Lines containing the word "elevated" are the ones to copy from the records below.

★ ★ ★ ★ ★

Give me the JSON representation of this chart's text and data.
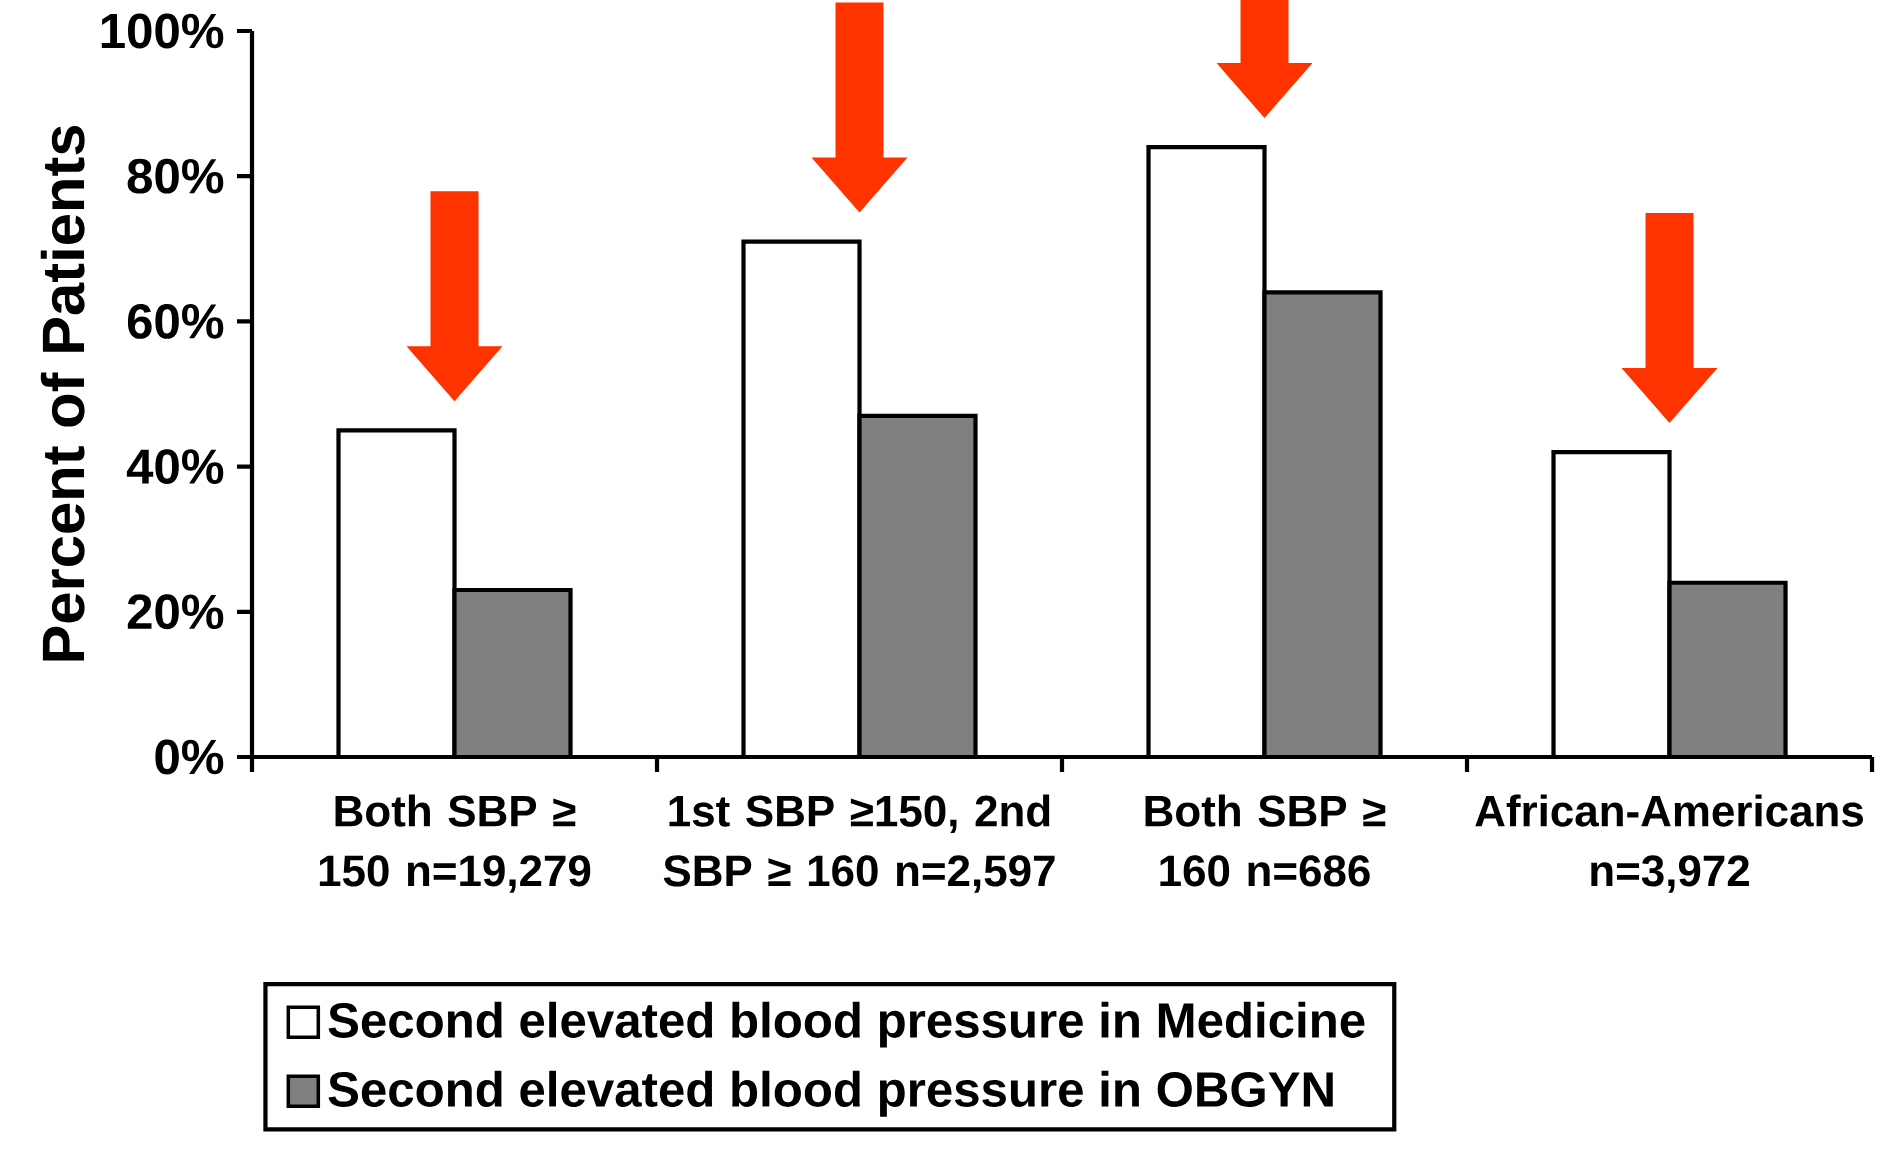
{
  "chart_data": {
    "type": "bar",
    "ylabel": "Percent of Patients",
    "categories": [
      "Both SBP ≥ 150 n=19,279",
      "1st SBP ≥150, 2nd SBP ≥ 160 n=2,597",
      "Both SBP ≥ 160 n=686",
      "African-Americans n=3,972"
    ],
    "series": [
      {
        "name": "Second elevated blood pressure in Medicine",
        "color": "#ffffff",
        "values": [
          45,
          71,
          84,
          42
        ]
      },
      {
        "name": "Second elevated blood pressure in OBGYN",
        "color": "#808080",
        "values": [
          23,
          47,
          64,
          24
        ]
      }
    ],
    "ylim": [
      0,
      100
    ],
    "yticks": [
      {
        "value": 0,
        "label": "0%"
      },
      {
        "value": 20,
        "label": "20%"
      },
      {
        "value": 40,
        "label": "40%"
      },
      {
        "value": 60,
        "label": "60%"
      },
      {
        "value": 80,
        "label": "80%"
      },
      {
        "value": 100,
        "label": "100%"
      }
    ],
    "grid": false,
    "legend": "bottom"
  }
}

★ ★ ★ ★ ★

# [Result for this task]
        "name": "Second elevated blood pressure in Medicine",
        "name": "Second elevated blood pressure in OBGYN",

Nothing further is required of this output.